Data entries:
####

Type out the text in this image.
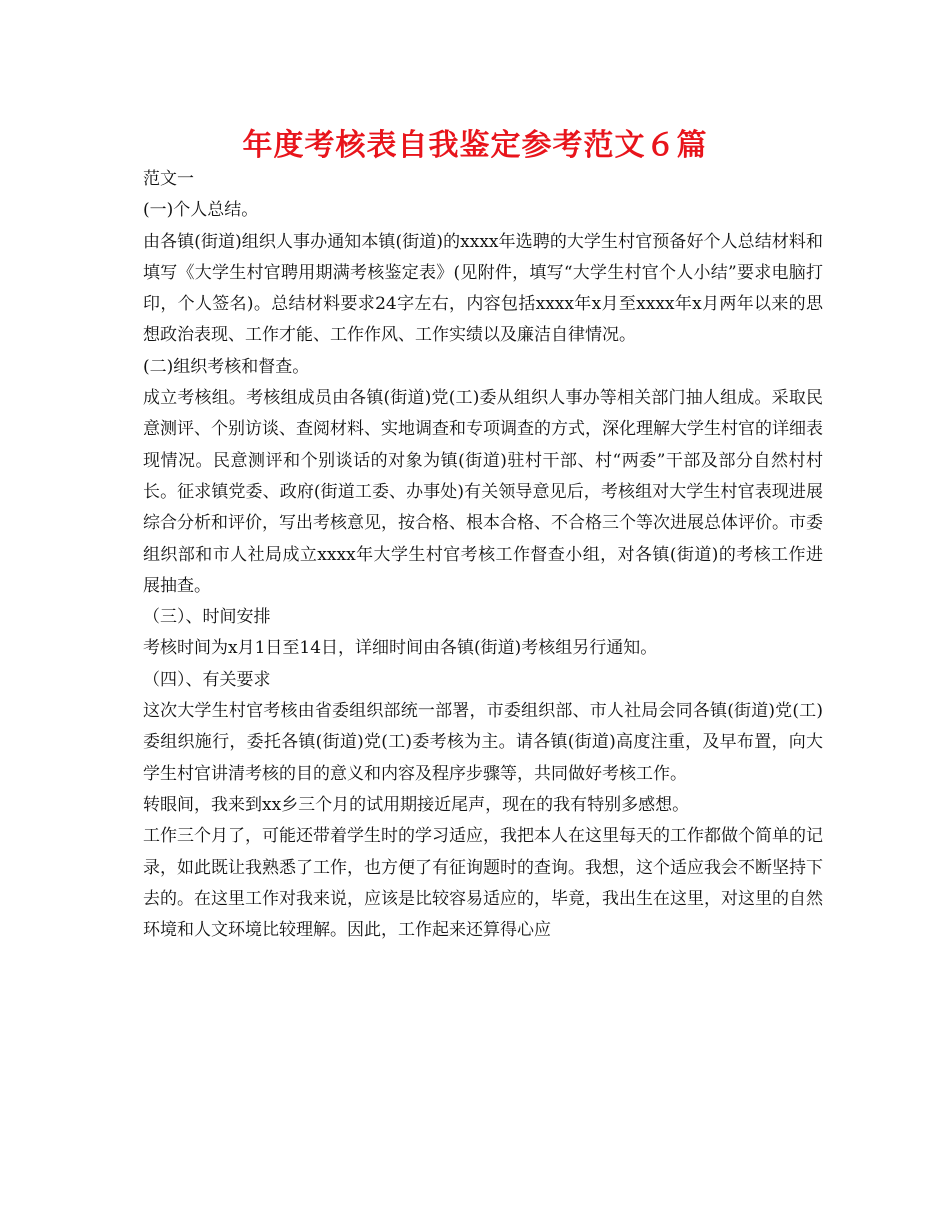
年度考核表自我鉴定参考范文６篇

范文一

(一)个人总结。

由各镇(街道)组织人事办通知本镇(街道)的xxxx年选聘的大学生村官预备好个人总结材料和填写《大学生村官聘用期满考核鉴定表》(见附件，填写“大学生村官个人小结”要求电脑打印，个人签名)。总结材料要求24字左右，内容包括xxxx年x月至xxxx年x月两年以来的思想政治表现、工作才能、工作作风、工作实绩以及廉洁自律情况。

(二)组织考核和督查。

成立考核组。考核组成员由各镇(街道)党(工)委从组织人事办等相关部门抽人组成。采取民意测评、个别访谈、查阅材料、实地调查和专项调查的方式，深化理解大学生村官的详细表现情况。民意测评和个别谈话的对象为镇(街道)驻村干部、村“两委”干部及部分自然村村长。征求镇党委、政府(街道工委、办事处)有关领导意见后，考核组对大学生村官表现进展综合分析和评价，写出考核意见，按合格、根本合格、不合格三个等次进展总体评价。市委组织部和市人社局成立xxxx年大学生村官考核工作督查小组，对各镇(街道)的考核工作进展抽查。

（三）、时间安排

考核时间为x月1日至14日，详细时间由各镇(街道)考核组另行通知。

（四）、有关要求

这次大学生村官考核由省委组织部统一部署，市委组织部、市人社局会同各镇(街道)党(工)委组织施行，委托各镇(街道)党(工)委考核为主。请各镇(街道)高度注重，及早布置，向大学生村官讲清考核的目的意义和内容及程序步骤等，共同做好考核工作。

转眼间，我来到xx乡三个月的试用期接近尾声，现在的我有特别多感想。

工作三个月了，可能还带着学生时的学习适应，我把本人在这里每天的工作都做个简单的记录，如此既让我熟悉了工作，也方便了有征询题时的查询。我想，这个适应我会不断坚持下去的。在这里工作对我来说，应该是比较容易适应的，毕竟，我出生在这里，对这里的自然环境和人文环境比较理解。因此，工作起来还算得心应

####

Leave the pictures out and output the rest of the listing exactly.

Final answer ::
Type out the text in this image.
年度考核表自我鉴定参考范文６篇

范文一

(一)个人总结。

由各镇(街道)组织人事办通知本镇(街道)的xxxx年选聘的大学生村官预备好个人总结材料和填写《大学生村官聘用期满考核鉴定表》(见附件，填写“大学生村官个人小结”要求电脑打印，个人签名)。总结材料要求24字左右，内容包括xxxx年x月至xxxx年x月两年以来的思想政治表现、工作才能、工作作风、工作实绩以及廉洁自律情况。

(二)组织考核和督查。

成立考核组。考核组成员由各镇(街道)党(工)委从组织人事办等相关部门抽人组成。采取民意测评、个别访谈、查阅材料、实地调查和专项调查的方式，深化理解大学生村官的详细表现情况。民意测评和个别谈话的对象为镇(街道)驻村干部、村“两委”干部及部分自然村村长。征求镇党委、政府(街道工委、办事处)有关领导意见后，考核组对大学生村官表现进展综合分析和评价，写出考核意见，按合格、根本合格、不合格三个等次进展总体评价。市委组织部和市人社局成立xxxx年大学生村官考核工作督查小组，对各镇(街道)的考核工作进展抽查。

（三）、时间安排

考核时间为x月1日至14日，详细时间由各镇(街道)考核组另行通知。

（四）、有关要求

这次大学生村官考核由省委组织部统一部署，市委组织部、市人社局会同各镇(街道)党(工)委组织施行，委托各镇(街道)党(工)委考核为主。请各镇(街道)高度注重，及早布置，向大学生村官讲清考核的目的意义和内容及程序步骤等，共同做好考核工作。

转眼间，我来到xx乡三个月的试用期接近尾声，现在的我有特别多感想。

工作三个月了，可能还带着学生时的学习适应，我把本人在这里每天的工作都做个简单的记录，如此既让我熟悉了工作，也方便了有征询题时的查询。我想，这个适应我会不断坚持下去的。在这里工作对我来说，应该是比较容易适应的，毕竟，我出生在这里，对这里的自然环境和人文环境比较理解。因此，工作起来还算得心应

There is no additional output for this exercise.